Data lines
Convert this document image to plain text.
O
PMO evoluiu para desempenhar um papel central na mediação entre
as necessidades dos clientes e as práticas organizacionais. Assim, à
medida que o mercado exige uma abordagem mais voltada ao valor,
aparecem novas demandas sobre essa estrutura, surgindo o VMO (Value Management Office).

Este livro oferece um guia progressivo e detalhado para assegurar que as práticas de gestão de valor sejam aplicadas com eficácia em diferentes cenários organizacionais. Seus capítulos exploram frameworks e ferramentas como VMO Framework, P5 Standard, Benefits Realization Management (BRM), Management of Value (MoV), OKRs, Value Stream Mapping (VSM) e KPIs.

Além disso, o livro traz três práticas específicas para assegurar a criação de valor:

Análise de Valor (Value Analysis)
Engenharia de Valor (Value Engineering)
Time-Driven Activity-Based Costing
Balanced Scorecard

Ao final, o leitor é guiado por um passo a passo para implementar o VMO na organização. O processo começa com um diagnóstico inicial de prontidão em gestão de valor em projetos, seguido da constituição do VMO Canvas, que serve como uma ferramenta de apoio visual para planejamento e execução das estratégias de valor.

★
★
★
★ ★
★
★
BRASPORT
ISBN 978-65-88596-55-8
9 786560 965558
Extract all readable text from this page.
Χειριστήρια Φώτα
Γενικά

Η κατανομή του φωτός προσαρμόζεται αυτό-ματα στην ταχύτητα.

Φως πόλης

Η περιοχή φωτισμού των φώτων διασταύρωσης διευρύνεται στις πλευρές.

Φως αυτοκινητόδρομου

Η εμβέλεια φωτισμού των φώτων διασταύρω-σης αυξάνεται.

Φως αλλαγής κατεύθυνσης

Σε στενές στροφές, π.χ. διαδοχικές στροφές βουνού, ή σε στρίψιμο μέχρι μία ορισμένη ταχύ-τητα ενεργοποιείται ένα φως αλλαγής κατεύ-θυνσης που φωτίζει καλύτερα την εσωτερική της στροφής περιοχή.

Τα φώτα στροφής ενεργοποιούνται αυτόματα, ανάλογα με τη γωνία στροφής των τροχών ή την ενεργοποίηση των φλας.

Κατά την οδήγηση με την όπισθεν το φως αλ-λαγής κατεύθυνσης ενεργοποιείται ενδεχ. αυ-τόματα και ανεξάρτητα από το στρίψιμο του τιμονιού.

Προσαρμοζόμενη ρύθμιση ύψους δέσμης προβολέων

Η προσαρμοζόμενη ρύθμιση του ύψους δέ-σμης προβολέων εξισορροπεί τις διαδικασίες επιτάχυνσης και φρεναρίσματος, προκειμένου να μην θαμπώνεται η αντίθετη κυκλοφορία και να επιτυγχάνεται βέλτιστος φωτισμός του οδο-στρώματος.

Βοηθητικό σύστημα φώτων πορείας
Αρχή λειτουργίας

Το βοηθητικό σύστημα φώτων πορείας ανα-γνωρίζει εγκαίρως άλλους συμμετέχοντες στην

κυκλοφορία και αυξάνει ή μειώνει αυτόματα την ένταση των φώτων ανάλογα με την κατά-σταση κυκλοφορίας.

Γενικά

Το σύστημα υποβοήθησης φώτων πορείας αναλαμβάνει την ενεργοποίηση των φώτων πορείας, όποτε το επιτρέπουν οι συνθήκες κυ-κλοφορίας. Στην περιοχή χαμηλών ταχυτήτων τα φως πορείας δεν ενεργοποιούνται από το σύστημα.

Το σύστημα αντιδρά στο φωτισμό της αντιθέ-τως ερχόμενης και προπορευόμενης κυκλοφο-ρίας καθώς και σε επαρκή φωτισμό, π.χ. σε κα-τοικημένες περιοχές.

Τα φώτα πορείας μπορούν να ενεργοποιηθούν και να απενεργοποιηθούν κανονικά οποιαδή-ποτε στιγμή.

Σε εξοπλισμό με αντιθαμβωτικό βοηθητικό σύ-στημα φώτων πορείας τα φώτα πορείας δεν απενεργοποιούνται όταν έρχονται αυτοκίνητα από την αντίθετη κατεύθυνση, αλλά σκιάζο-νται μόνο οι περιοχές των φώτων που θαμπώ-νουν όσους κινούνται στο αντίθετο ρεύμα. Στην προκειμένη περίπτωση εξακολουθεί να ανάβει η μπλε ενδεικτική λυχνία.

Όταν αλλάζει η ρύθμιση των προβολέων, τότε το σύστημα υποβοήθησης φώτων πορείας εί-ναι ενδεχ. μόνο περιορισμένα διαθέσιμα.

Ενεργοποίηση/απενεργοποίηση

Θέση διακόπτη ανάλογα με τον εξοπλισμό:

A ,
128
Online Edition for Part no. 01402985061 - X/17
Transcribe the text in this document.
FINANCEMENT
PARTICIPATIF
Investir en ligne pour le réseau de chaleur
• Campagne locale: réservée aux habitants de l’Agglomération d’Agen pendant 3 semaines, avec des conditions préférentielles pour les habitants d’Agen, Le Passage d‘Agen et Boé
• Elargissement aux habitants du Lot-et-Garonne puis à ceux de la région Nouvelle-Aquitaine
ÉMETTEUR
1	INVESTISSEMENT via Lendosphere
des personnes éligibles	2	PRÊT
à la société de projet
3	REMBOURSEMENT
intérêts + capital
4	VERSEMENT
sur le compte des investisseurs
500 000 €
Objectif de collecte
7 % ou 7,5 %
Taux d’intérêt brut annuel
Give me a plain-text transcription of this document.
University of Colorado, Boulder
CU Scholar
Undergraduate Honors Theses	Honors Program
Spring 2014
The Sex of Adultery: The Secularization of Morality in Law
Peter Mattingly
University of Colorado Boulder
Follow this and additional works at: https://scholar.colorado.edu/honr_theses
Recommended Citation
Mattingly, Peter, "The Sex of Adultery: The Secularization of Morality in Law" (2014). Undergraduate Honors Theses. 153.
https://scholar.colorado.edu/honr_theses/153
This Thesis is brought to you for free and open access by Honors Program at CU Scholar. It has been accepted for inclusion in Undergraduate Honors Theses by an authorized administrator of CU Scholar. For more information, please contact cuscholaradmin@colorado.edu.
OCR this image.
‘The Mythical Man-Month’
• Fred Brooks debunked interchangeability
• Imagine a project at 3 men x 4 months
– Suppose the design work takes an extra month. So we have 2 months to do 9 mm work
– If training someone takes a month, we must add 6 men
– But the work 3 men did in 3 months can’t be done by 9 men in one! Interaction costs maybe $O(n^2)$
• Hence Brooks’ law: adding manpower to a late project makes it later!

Task details
Sift through the entries and copy every line with "ύψους".

Result for this exercise
Προσαρμοζόμενη ρύθμιση ύψους δέσμης προβολέων
Η προσαρμοζόμενη ρύθμιση του ύψους δέ-σμης προβολέων εξισορροπεί τις διαδικασίες επιτάχυνσης και φρεναρίσματος, προκειμένου να μην θαμπώνεται η αντίθετη κυκλοφορία και να επιτυγχάνεται βέλτιστος φωτισμός του οδο-στρώματος.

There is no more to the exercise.